### PROBLEM
Reproduce every item below word for word, leaving out the pictures.

### DATA LINES

>>>>

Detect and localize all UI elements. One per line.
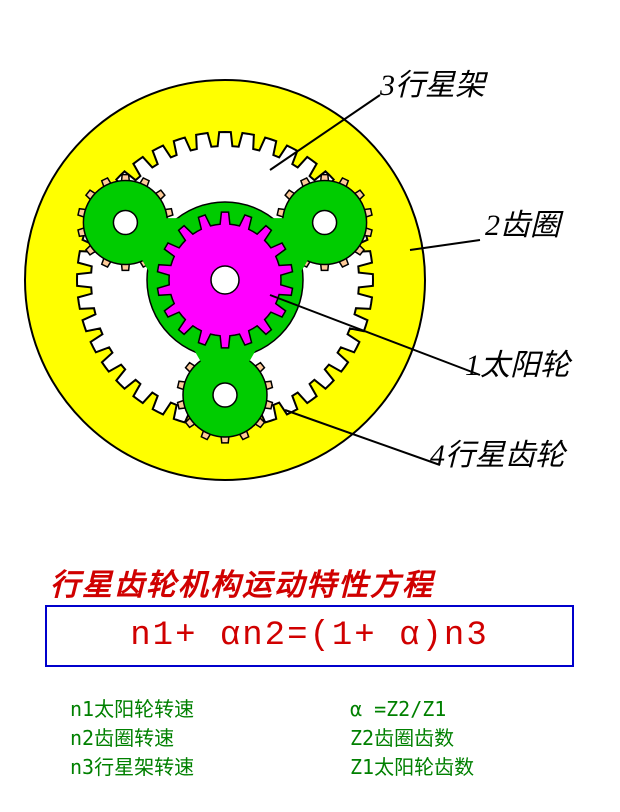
legend-n1: n1太阳轮转速 <box>70 695 194 724</box>
label-planet-gear: 4行星齿轮 <box>430 430 565 474</box>
legend-right: α =Z2/Z1 Z2齿圈齿数 Z1太阳轮齿数 <box>350 695 474 782</box>
equation-box: n1+ αn2=(1+ α)n3 <box>45 605 574 667</box>
legend-n3: n3行星架转速 <box>70 753 194 782</box>
equation-text: n1+ αn2=(1+ α)n3 <box>130 617 488 655</box>
label-sun-gear: 1太阳轮 <box>465 340 570 384</box>
legend-alpha: α =Z2/Z1 <box>350 695 474 724</box>
legend-z1: Z1太阳轮齿数 <box>350 753 474 782</box>
label-ring-gear: 2齿圈 <box>485 200 560 244</box>
legend-z2: Z2齿圈齿数 <box>350 724 474 753</box>
planetary-gear-diagram: 3行星架 2齿圈 1太阳轮 4行星齿轮 <box>0 0 620 500</box>
legend-n2: n2齿圈转速 <box>70 724 194 753</box>
legend-left: n1太阳轮转速 n2齿圈转速 n3行星架转速 <box>70 695 194 782</box>
label-carrier: 3行星架 <box>380 60 485 104</box>
equation-title: 行星齿轮机构运动特性方程 <box>50 560 434 604</box>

<<<<

### WRITTEN SOLUTION
Detect and localize all UI elements. One per line.
legend-n1: n1太阳轮转速 <box>70 695 194 724</box>
label-planet-gear: 4行星齿轮 <box>430 430 565 474</box>
legend-right: α =Z2/Z1 Z2齿圈齿数 Z1太阳轮齿数 <box>350 695 474 782</box>
equation-box: n1+ αn2=(1+ α)n3 <box>45 605 574 667</box>
legend-n3: n3行星架转速 <box>70 753 194 782</box>
equation-text: n1+ αn2=(1+ α)n3 <box>130 617 488 655</box>
label-sun-gear: 1太阳轮 <box>465 340 570 384</box>
legend-alpha: α =Z2/Z1 <box>350 695 474 724</box>
legend-z1: Z1太阳轮齿数 <box>350 753 474 782</box>
label-ring-gear: 2齿圈 <box>485 200 560 244</box>
legend-z2: Z2齿圈齿数 <box>350 724 474 753</box>
planetary-gear-diagram: 3行星架 2齿圈 1太阳轮 4行星齿轮 <box>0 0 620 500</box>
legend-n2: n2齿圈转速 <box>70 724 194 753</box>
legend-left: n1太阳轮转速 n2齿圈转速 n3行星架转速 <box>70 695 194 782</box>
label-carrier: 3行星架 <box>380 60 485 104</box>
equation-title: 行星齿轮机构运动特性方程 <box>50 560 434 604</box>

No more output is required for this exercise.